--- START OF STORED RECORDS ---

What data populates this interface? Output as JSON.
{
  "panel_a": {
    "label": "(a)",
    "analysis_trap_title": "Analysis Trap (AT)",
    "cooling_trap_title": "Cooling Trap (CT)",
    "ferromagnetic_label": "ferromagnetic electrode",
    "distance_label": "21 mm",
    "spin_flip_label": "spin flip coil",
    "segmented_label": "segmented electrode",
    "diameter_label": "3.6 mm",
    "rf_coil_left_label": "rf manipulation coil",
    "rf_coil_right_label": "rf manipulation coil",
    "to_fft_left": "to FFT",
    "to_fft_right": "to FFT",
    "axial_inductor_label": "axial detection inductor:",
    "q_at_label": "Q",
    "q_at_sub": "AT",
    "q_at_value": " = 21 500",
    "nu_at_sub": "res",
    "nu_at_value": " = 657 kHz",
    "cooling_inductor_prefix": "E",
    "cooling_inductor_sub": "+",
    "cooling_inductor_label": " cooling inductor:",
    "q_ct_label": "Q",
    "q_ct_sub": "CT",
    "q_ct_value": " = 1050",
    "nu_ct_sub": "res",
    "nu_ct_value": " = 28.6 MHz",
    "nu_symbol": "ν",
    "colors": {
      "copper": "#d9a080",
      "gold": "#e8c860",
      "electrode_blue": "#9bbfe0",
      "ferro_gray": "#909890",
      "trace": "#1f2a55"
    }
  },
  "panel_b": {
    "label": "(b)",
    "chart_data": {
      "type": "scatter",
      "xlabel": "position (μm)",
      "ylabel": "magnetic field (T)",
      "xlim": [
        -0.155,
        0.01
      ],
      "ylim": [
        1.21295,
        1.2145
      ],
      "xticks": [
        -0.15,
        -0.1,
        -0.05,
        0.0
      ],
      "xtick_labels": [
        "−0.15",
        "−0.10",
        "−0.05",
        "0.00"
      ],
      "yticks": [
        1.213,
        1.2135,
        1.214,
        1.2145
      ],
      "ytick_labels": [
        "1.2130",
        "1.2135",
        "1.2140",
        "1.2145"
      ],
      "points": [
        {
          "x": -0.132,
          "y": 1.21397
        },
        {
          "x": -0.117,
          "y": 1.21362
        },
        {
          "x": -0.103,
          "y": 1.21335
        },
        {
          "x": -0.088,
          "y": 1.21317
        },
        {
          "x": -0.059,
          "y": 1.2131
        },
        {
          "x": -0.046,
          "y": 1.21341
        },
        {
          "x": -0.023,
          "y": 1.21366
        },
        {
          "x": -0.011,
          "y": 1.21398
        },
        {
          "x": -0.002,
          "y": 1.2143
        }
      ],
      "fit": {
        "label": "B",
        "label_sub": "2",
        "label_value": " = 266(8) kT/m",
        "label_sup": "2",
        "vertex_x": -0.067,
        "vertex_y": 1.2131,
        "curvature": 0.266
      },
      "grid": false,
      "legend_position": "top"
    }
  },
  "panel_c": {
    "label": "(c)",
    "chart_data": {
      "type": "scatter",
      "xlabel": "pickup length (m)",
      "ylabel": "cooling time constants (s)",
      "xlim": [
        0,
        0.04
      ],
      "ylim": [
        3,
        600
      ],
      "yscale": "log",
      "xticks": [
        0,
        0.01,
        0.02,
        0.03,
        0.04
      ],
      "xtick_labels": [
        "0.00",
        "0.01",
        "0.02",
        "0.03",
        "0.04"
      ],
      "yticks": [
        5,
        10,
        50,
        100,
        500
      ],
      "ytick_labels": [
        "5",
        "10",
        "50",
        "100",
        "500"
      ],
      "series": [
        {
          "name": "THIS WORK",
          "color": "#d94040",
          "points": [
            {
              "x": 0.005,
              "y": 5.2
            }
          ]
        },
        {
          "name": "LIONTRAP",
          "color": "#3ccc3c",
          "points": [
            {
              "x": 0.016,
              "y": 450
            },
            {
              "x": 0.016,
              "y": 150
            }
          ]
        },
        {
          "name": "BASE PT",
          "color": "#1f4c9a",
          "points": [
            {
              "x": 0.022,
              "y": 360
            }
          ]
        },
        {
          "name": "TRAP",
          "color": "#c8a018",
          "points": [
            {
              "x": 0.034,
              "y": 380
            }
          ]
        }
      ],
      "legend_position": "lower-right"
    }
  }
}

--- END OF STORED RECORDS ---

How many of the lines above contain the string "name"? Give the number only.

OUTPUT FOR THIS TASK >> 4